Your task
The listing below must be repeated word for word, with its images excluded.

— Start Supplied data —

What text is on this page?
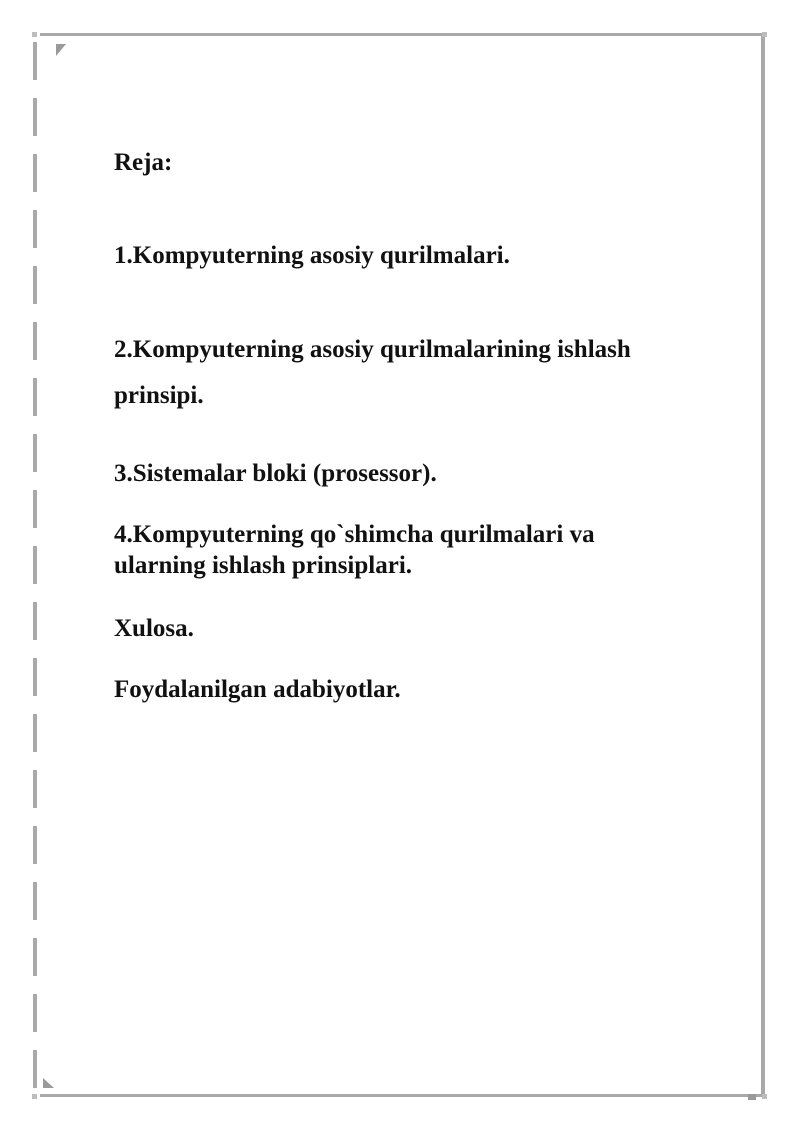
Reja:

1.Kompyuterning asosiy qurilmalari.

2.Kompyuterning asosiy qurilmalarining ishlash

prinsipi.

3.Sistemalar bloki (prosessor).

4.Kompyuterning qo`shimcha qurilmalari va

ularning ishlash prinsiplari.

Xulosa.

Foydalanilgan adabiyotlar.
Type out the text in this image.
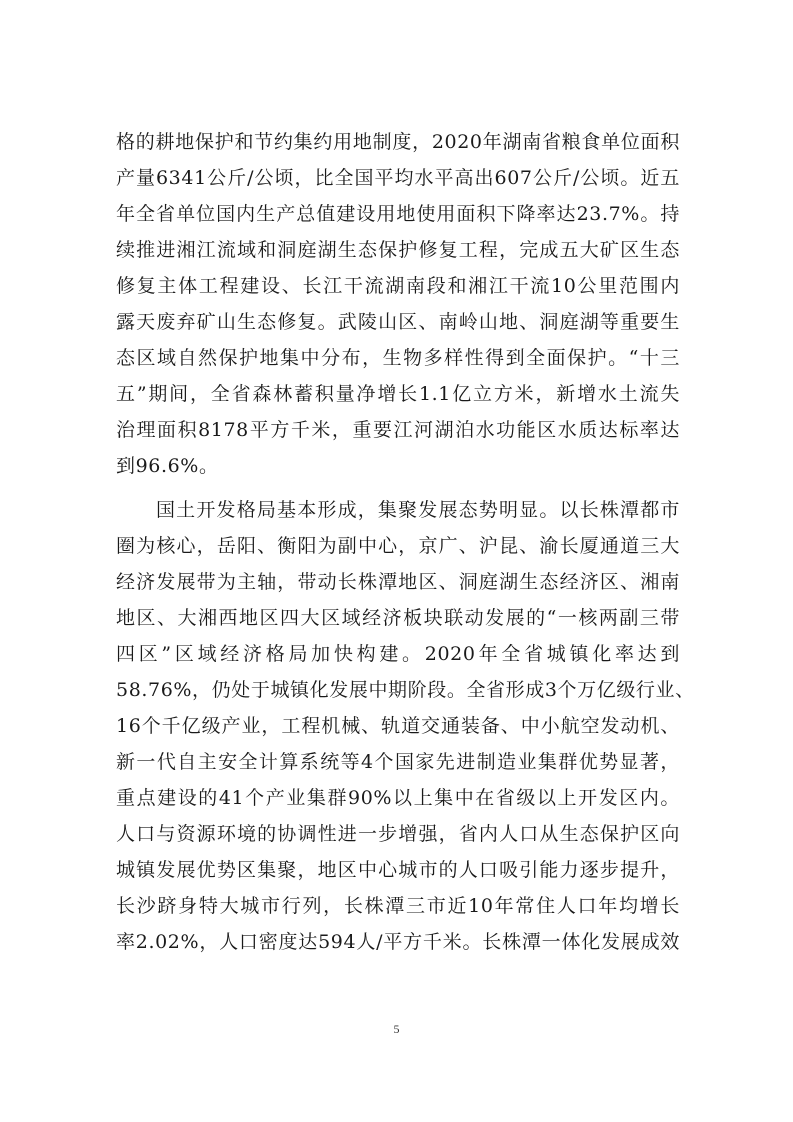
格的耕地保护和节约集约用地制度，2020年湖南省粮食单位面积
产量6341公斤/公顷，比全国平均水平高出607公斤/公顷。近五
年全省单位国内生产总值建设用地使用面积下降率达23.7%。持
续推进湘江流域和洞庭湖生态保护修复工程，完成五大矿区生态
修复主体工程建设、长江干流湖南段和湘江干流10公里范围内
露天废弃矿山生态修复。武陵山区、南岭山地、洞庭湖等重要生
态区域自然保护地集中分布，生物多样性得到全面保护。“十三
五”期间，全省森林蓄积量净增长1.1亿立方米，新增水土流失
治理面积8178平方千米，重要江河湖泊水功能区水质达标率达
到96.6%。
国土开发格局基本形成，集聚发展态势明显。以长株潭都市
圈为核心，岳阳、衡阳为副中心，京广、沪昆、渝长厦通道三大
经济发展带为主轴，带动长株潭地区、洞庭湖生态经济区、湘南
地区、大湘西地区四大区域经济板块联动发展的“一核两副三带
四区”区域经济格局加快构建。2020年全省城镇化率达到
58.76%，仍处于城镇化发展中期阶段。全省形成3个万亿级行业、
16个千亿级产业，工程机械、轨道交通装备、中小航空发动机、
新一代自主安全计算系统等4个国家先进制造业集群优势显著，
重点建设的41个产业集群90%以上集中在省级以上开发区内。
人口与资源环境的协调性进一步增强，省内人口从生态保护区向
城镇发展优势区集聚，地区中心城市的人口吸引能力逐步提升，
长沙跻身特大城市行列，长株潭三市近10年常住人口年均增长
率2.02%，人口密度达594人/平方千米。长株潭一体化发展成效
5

— End Supplied data —

Exercise result
What text is on this page?
Reja:

1.Kompyuterning asosiy qurilmalari.

2.Kompyuterning asosiy qurilmalarining ishlash

prinsipi.

3.Sistemalar bloki (prosessor).

4.Kompyuterning qo`shimcha qurilmalari va

ularning ishlash prinsiplari.

Xulosa.

Foydalanilgan adabiyotlar.
Type out the text in this image.
格的耕地保护和节约集约用地制度，2020年湖南省粮食单位面积
产量6341公斤/公顷，比全国平均水平高出607公斤/公顷。近五
年全省单位国内生产总值建设用地使用面积下降率达23.7%。持
续推进湘江流域和洞庭湖生态保护修复工程，完成五大矿区生态
修复主体工程建设、长江干流湖南段和湘江干流10公里范围内
露天废弃矿山生态修复。武陵山区、南岭山地、洞庭湖等重要生
态区域自然保护地集中分布，生物多样性得到全面保护。“十三
五”期间，全省森林蓄积量净增长1.1亿立方米，新增水土流失
治理面积8178平方千米，重要江河湖泊水功能区水质达标率达
到96.6%。
国土开发格局基本形成，集聚发展态势明显。以长株潭都市
圈为核心，岳阳、衡阳为副中心，京广、沪昆、渝长厦通道三大
经济发展带为主轴，带动长株潭地区、洞庭湖生态经济区、湘南
地区、大湘西地区四大区域经济板块联动发展的“一核两副三带
四区”区域经济格局加快构建。2020年全省城镇化率达到
58.76%，仍处于城镇化发展中期阶段。全省形成3个万亿级行业、
16个千亿级产业，工程机械、轨道交通装备、中小航空发动机、
新一代自主安全计算系统等4个国家先进制造业集群优势显著，
重点建设的41个产业集群90%以上集中在省级以上开发区内。
人口与资源环境的协调性进一步增强，省内人口从生态保护区向
城镇发展优势区集聚，地区中心城市的人口吸引能力逐步提升，
长沙跻身特大城市行列，长株潭三市近10年常住人口年均增长
率2.02%，人口密度达594人/平方千米。长株潭一体化发展成效
5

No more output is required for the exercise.